[BEGIN MATERIAL FOR THIS EXERCISE]

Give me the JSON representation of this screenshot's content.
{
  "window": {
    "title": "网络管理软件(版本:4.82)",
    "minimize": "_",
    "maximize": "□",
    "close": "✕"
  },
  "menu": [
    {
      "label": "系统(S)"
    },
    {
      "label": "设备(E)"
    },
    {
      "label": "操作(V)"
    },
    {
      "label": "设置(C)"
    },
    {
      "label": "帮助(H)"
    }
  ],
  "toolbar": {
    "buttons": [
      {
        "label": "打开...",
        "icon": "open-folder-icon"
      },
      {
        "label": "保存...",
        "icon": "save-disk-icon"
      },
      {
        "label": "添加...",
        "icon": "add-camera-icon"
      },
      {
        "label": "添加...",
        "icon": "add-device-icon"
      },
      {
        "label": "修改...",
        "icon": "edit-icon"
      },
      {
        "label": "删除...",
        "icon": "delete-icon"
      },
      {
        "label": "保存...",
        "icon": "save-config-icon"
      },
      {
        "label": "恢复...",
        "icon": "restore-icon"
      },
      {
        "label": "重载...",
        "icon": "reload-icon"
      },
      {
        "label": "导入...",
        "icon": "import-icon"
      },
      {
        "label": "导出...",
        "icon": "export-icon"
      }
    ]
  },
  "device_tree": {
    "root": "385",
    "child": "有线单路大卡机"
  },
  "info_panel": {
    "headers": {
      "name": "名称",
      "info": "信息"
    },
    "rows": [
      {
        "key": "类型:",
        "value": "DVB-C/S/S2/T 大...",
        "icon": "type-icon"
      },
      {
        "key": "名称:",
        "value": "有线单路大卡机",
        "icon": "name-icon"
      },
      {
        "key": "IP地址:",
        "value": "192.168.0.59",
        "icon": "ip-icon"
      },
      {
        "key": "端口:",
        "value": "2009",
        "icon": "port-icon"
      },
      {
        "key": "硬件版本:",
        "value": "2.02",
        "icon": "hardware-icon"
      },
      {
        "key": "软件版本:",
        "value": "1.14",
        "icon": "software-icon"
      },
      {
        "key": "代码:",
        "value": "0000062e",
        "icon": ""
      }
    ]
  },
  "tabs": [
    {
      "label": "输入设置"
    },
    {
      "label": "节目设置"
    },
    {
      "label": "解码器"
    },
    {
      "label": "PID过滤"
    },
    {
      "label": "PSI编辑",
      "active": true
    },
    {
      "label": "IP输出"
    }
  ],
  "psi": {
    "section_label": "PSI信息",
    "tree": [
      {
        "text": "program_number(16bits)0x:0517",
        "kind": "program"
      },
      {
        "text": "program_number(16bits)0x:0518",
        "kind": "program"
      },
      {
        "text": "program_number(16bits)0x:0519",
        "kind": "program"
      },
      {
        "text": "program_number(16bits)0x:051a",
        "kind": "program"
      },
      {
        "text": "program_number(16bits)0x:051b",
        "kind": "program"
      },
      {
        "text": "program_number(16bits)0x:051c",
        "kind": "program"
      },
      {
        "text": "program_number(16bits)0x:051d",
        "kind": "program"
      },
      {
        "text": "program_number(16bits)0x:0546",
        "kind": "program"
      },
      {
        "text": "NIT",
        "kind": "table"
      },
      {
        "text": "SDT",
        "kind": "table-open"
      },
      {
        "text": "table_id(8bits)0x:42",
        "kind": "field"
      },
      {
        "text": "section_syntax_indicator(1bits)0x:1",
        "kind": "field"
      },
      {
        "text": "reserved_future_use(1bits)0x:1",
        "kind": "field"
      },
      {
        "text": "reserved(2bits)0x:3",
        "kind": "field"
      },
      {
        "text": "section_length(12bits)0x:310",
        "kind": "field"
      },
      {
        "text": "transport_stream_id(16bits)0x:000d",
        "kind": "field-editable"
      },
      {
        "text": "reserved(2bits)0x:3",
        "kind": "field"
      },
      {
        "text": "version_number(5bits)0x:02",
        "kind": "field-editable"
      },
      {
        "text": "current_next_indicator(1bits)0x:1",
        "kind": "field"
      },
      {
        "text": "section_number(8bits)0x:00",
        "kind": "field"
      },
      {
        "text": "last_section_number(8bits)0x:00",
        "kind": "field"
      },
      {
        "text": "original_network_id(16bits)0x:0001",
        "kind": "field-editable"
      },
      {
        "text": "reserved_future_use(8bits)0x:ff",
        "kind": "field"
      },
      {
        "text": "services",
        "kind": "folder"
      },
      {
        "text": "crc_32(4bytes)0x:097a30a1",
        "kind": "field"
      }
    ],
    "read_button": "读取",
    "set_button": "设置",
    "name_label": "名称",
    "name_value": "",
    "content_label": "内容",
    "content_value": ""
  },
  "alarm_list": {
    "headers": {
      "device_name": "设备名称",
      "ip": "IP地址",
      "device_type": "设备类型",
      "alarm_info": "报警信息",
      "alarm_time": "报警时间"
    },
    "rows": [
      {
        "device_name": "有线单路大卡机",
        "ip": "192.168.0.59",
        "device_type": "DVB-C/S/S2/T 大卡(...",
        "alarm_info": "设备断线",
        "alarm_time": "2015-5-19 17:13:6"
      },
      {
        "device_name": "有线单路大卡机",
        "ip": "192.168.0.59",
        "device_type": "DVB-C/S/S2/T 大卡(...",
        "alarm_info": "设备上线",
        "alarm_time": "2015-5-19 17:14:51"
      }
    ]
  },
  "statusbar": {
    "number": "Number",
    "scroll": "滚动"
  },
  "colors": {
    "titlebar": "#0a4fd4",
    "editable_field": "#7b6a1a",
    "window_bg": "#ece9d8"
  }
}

[END MATERIAL FOR THIS EXERCISE]

# JOB
Set down all of the entries exactly, please.

# REPLY
Give me the JSON representation of this screenshot's content.
{
  "window": {
    "title": "网络管理软件(版本:4.82)",
    "minimize": "_",
    "maximize": "□",
    "close": "✕"
  },
  "menu": [
    {
      "label": "系统(S)"
    },
    {
      "label": "设备(E)"
    },
    {
      "label": "操作(V)"
    },
    {
      "label": "设置(C)"
    },
    {
      "label": "帮助(H)"
    }
  ],
  "toolbar": {
    "buttons": [
      {
        "label": "打开...",
        "icon": "open-folder-icon"
      },
      {
        "label": "保存...",
        "icon": "save-disk-icon"
      },
      {
        "label": "添加...",
        "icon": "add-camera-icon"
      },
      {
        "label": "添加...",
        "icon": "add-device-icon"
      },
      {
        "label": "修改...",
        "icon": "edit-icon"
      },
      {
        "label": "删除...",
        "icon": "delete-icon"
      },
      {
        "label": "保存...",
        "icon": "save-config-icon"
      },
      {
        "label": "恢复...",
        "icon": "restore-icon"
      },
      {
        "label": "重载...",
        "icon": "reload-icon"
      },
      {
        "label": "导入...",
        "icon": "import-icon"
      },
      {
        "label": "导出...",
        "icon": "export-icon"
      }
    ]
  },
  "device_tree": {
    "root": "385",
    "child": "有线单路大卡机"
  },
  "info_panel": {
    "headers": {
      "name": "名称",
      "info": "信息"
    },
    "rows": [
      {
        "key": "类型:",
        "value": "DVB-C/S/S2/T 大...",
        "icon": "type-icon"
      },
      {
        "key": "名称:",
        "value": "有线单路大卡机",
        "icon": "name-icon"
      },
      {
        "key": "IP地址:",
        "value": "192.168.0.59",
        "icon": "ip-icon"
      },
      {
        "key": "端口:",
        "value": "2009",
        "icon": "port-icon"
      },
      {
        "key": "硬件版本:",
        "value": "2.02",
        "icon": "hardware-icon"
      },
      {
        "key": "软件版本:",
        "value": "1.14",
        "icon": "software-icon"
      },
      {
        "key": "代码:",
        "value": "0000062e",
        "icon": ""
      }
    ]
  },
  "tabs": [
    {
      "label": "输入设置"
    },
    {
      "label": "节目设置"
    },
    {
      "label": "解码器"
    },
    {
      "label": "PID过滤"
    },
    {
      "label": "PSI编辑",
      "active": true
    },
    {
      "label": "IP输出"
    }
  ],
  "psi": {
    "section_label": "PSI信息",
    "tree": [
      {
        "text": "program_number(16bits)0x:0517",
        "kind": "program"
      },
      {
        "text": "program_number(16bits)0x:0518",
        "kind": "program"
      },
      {
        "text": "program_number(16bits)0x:0519",
        "kind": "program"
      },
      {
        "text": "program_number(16bits)0x:051a",
        "kind": "program"
      },
      {
        "text": "program_number(16bits)0x:051b",
        "kind": "program"
      },
      {
        "text": "program_number(16bits)0x:051c",
        "kind": "program"
      },
      {
        "text": "program_number(16bits)0x:051d",
        "kind": "program"
      },
      {
        "text": "program_number(16bits)0x:0546",
        "kind": "program"
      },
      {
        "text": "NIT",
        "kind": "table"
      },
      {
        "text": "SDT",
        "kind": "table-open"
      },
      {
        "text": "table_id(8bits)0x:42",
        "kind": "field"
      },
      {
        "text": "section_syntax_indicator(1bits)0x:1",
        "kind": "field"
      },
      {
        "text": "reserved_future_use(1bits)0x:1",
        "kind": "field"
      },
      {
        "text": "reserved(2bits)0x:3",
        "kind": "field"
      },
      {
        "text": "section_length(12bits)0x:310",
        "kind": "field"
      },
      {
        "text": "transport_stream_id(16bits)0x:000d",
        "kind": "field-editable"
      },
      {
        "text": "reserved(2bits)0x:3",
        "kind": "field"
      },
      {
        "text": "version_number(5bits)0x:02",
        "kind": "field-editable"
      },
      {
        "text": "current_next_indicator(1bits)0x:1",
        "kind": "field"
      },
      {
        "text": "section_number(8bits)0x:00",
        "kind": "field"
      },
      {
        "text": "last_section_number(8bits)0x:00",
        "kind": "field"
      },
      {
        "text": "original_network_id(16bits)0x:0001",
        "kind": "field-editable"
      },
      {
        "text": "reserved_future_use(8bits)0x:ff",
        "kind": "field"
      },
      {
        "text": "services",
        "kind": "folder"
      },
      {
        "text": "crc_32(4bytes)0x:097a30a1",
        "kind": "field"
      }
    ],
    "read_button": "读取",
    "set_button": "设置",
    "name_label": "名称",
    "name_value": "",
    "content_label": "内容",
    "content_value": ""
  },
  "alarm_list": {
    "headers": {
      "device_name": "设备名称",
      "ip": "IP地址",
      "device_type": "设备类型",
      "alarm_info": "报警信息",
      "alarm_time": "报警时间"
    },
    "rows": [
      {
        "device_name": "有线单路大卡机",
        "ip": "192.168.0.59",
        "device_type": "DVB-C/S/S2/T 大卡(...",
        "alarm_info": "设备断线",
        "alarm_time": "2015-5-19 17:13:6"
      },
      {
        "device_name": "有线单路大卡机",
        "ip": "192.168.0.59",
        "device_type": "DVB-C/S/S2/T 大卡(...",
        "alarm_info": "设备上线",
        "alarm_time": "2015-5-19 17:14:51"
      }
    ]
  },
  "statusbar": {
    "number": "Number",
    "scroll": "滚动"
  },
  "colors": {
    "titlebar": "#0a4fd4",
    "editable_field": "#7b6a1a",
    "window_bg": "#ece9d8"
  }
}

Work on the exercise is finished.